▸ Your instructions:
Leave out the pictures; transcribe all else exactly.

▸ Extracted material:

□ □ □ □ □

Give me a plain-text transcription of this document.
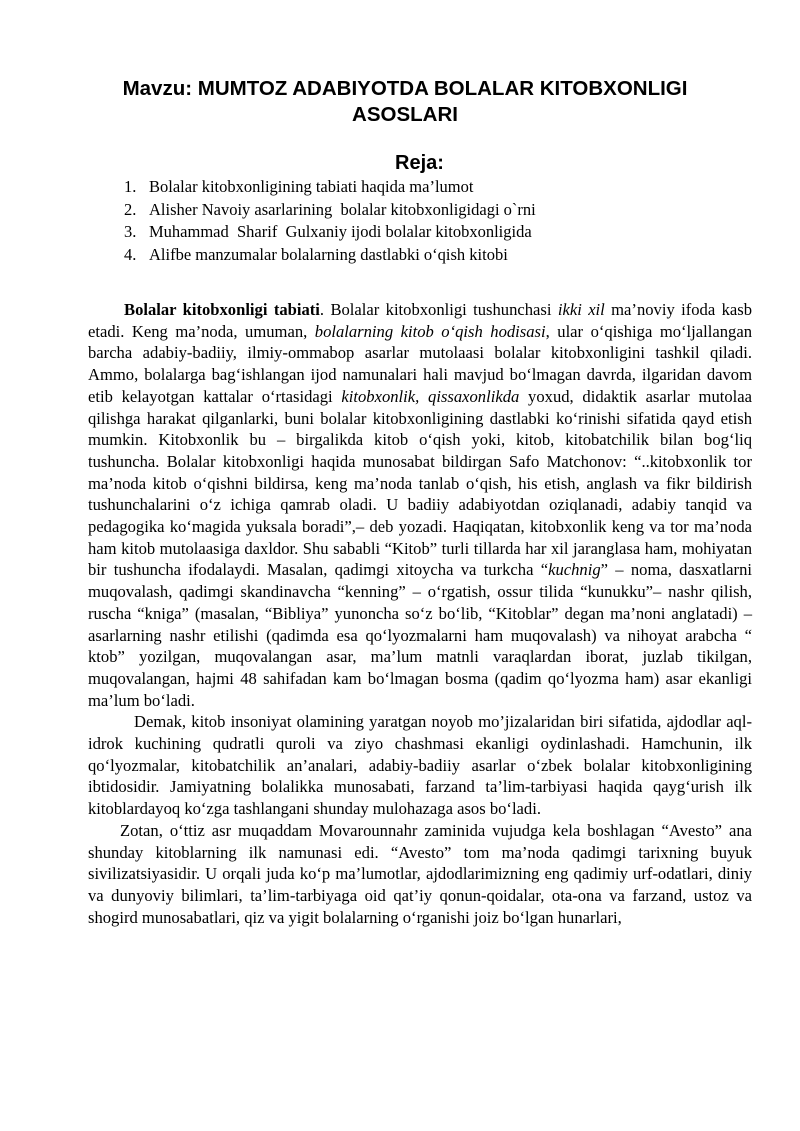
Mavzu: MUMTOZ ADABIYOTDA BOLALAR KITOBXONLIGI
ASOSLARI
Reja:
1. Bolalar kitobxonligining tabiati haqida ma’lumot
2. Alisher Navoiy asarlarining  bolalar kitobxonligidagi o`rni
3. Muhammad  Sharif  Gulxaniy ijodi bolalar kitobxonligida
4. Alifbe manzumalar bolalarning dastlabki o‘qish kitobi

Bolalar kitobxonligi tabiati. Bolalar kitobxonligi tushunchasi ikki xil ma’noviy ifoda kasb etadi. Keng ma’noda, umuman, bolalarning kitob o‘qish hodisasi, ular o‘qishiga mo‘ljallangan barcha adabiy-badiiy, ilmiy-ommabop asarlar mutolaasi bolalar kitobxonligini tashkil qiladi. Ammo, bolalarga bag‘ishlangan ijod namunalari hali mavjud bo‘lmagan davrda, ilgaridan davom etib kelayotgan kattalar o‘rtasidagi kitobxonlik, qissaxonlikda yoxud, didaktik asarlar mutolaa qilishga harakat qilganlarki, buni bolalar kitobxonligining dastlabki ko‘rinishi sifatida qayd etish mumkin. Kitobxonlik bu – birgalikda kitob o‘qish yoki, kitob, kitobatchilik bilan bog‘liq tushuncha. Bolalar kitobxonligi haqida munosabat bildirgan Safo Matchonov: “..kitobxonlik tor ma’noda kitob o‘qishni bildirsa, keng ma’noda tanlab o‘qish, his etish, anglash va fikr bildirish tushunchalarini o‘z ichiga qamrab oladi. U badiiy adabiyotdan oziqlanadi, adabiy tanqid va pedagogika ko‘magida yuksala boradi”,– deb yozadi. Haqiqatan, kitobxonlik keng va tor ma’noda ham kitob mutolaasiga daxldor. Shu sababli “Kitob” turli tillarda har xil jaranglasa ham, mohiyatan bir tushuncha ifodalaydi. Masalan, qadimgi xitoycha va turkcha “kuchnig” – noma, dasxatlarni muqovalash, qadimgi skandinavcha “kenning” – o‘rgatish, ossur tilida “kunukku”– nashr qilish, ruscha “kniga” (masalan, “Bibliya” yunoncha so‘z bo‘lib, “Kitoblar” degan ma’noni anglatadi) – asarlarning nashr etilishi (qadimda esa qo‘lyozmalarni ham muqovalash) va nihoyat arabcha “ ktob” yozilgan, muqovalangan asar, ma’lum matnli varaqlardan iborat, juzlab tikilgan, muqovalangan, hajmi 48 sahifadan kam bo‘lmagan bosma (qadim qo‘lyozma ham) asar ekanligi ma’lum bo‘ladi.

Demak, kitob insoniyat olamining yaratgan noyob mo’jizalaridan biri sifatida, ajdodlar aql-idrok kuchining qudratli quroli va ziyo chashmasi ekanligi oydinlashadi. Hamchunin, ilk qo‘lyozmalar, kitobatchilik an’analari, adabiy-badiiy asarlar o‘zbek bolalar kitobxonligining ibtidosidir. Jamiyatning bolalikka munosabati, farzand ta’lim-tarbiyasi haqida qayg‘urish ilk kitoblardayoq ko‘zga tashlangani shunday mulohazaga asos bo‘ladi.

Zotan, o‘ttiz asr muqaddam Movarounnahr zaminida vujudga kela boshlagan “Avesto” ana shunday kitoblarning ilk namunasi edi. “Avesto” tom ma’noda qadimgi tarixning buyuk sivilizatsiyasidir. U orqali juda ko‘p ma’lumotlar, ajdodlarimizning eng qadimiy urf-odatlari, diniy va dunyoviy bilimlari, ta’lim-tarbiyaga oid qat’iy qonun-qoidalar, ota-ona va farzand, ustoz va shogird munosabatlari, qiz va yigit bolalarning o‘rganishi joiz bo‘lgan hunarlari,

□ □ □ □ □

▸ Expected output:
Give me a plain-text transcription of this document.
Mavzu: MUMTOZ ADABIYOTDA BOLALAR KITOBXONLIGI
ASOSLARI
Reja:
1. Bolalar kitobxonligining tabiati haqida ma’lumot
2. Alisher Navoiy asarlarining  bolalar kitobxonligidagi o`rni
3. Muhammad  Sharif  Gulxaniy ijodi bolalar kitobxonligida
4. Alifbe manzumalar bolalarning dastlabki o‘qish kitobi

Bolalar kitobxonligi tabiati. Bolalar kitobxonligi tushunchasi ikki xil ma’noviy ifoda kasb etadi. Keng ma’noda, umuman, bolalarning kitob o‘qish hodisasi, ular o‘qishiga mo‘ljallangan barcha adabiy-badiiy, ilmiy-ommabop asarlar mutolaasi bolalar kitobxonligini tashkil qiladi. Ammo, bolalarga bag‘ishlangan ijod namunalari hali mavjud bo‘lmagan davrda, ilgaridan davom etib kelayotgan kattalar o‘rtasidagi kitobxonlik, qissaxonlikda yoxud, didaktik asarlar mutolaa qilishga harakat qilganlarki, buni bolalar kitobxonligining dastlabki ko‘rinishi sifatida qayd etish mumkin. Kitobxonlik bu – birgalikda kitob o‘qish yoki, kitob, kitobatchilik bilan bog‘liq tushuncha. Bolalar kitobxonligi haqida munosabat bildirgan Safo Matchonov: “..kitobxonlik tor ma’noda kitob o‘qishni bildirsa, keng ma’noda tanlab o‘qish, his etish, anglash va fikr bildirish tushunchalarini o‘z ichiga qamrab oladi. U badiiy adabiyotdan oziqlanadi, adabiy tanqid va pedagogika ko‘magida yuksala boradi”,– deb yozadi. Haqiqatan, kitobxonlik keng va tor ma’noda ham kitob mutolaasiga daxldor. Shu sababli “Kitob” turli tillarda har xil jaranglasa ham, mohiyatan bir tushuncha ifodalaydi. Masalan, qadimgi xitoycha va turkcha “kuchnig” – noma, dasxatlarni muqovalash, qadimgi skandinavcha “kenning” – o‘rgatish, ossur tilida “kunukku”– nashr qilish, ruscha “kniga” (masalan, “Bibliya” yunoncha so‘z bo‘lib, “Kitoblar” degan ma’noni anglatadi) – asarlarning nashr etilishi (qadimda esa qo‘lyozmalarni ham muqovalash) va nihoyat arabcha “ ktob” yozilgan, muqovalangan asar, ma’lum matnli varaqlardan iborat, juzlab tikilgan, muqovalangan, hajmi 48 sahifadan kam bo‘lmagan bosma (qadim qo‘lyozma ham) asar ekanligi ma’lum bo‘ladi.

Demak, kitob insoniyat olamining yaratgan noyob mo’jizalaridan biri sifatida, ajdodlar aql-idrok kuchining qudratli quroli va ziyo chashmasi ekanligi oydinlashadi. Hamchunin, ilk qo‘lyozmalar, kitobatchilik an’analari, adabiy-badiiy asarlar o‘zbek bolalar kitobxonligining ibtidosidir. Jamiyatning bolalikka munosabati, farzand ta’lim-tarbiyasi haqida qayg‘urish ilk kitoblardayoq ko‘zga tashlangani shunday mulohazaga asos bo‘ladi.

Zotan, o‘ttiz asr muqaddam Movarounnahr zaminida vujudga kela boshlagan “Avesto” ana shunday kitoblarning ilk namunasi edi. “Avesto” tom ma’noda qadimgi tarixning buyuk sivilizatsiyasidir. U orqali juda ko‘p ma’lumotlar, ajdodlarimizning eng qadimiy urf-odatlari, diniy va dunyoviy bilimlari, ta’lim-tarbiyaga oid qat’iy qonun-qoidalar, ota-ona va farzand, ustoz va shogird munosabatlari, qiz va yigit bolalarning o‘rganishi joiz bo‘lgan hunarlari,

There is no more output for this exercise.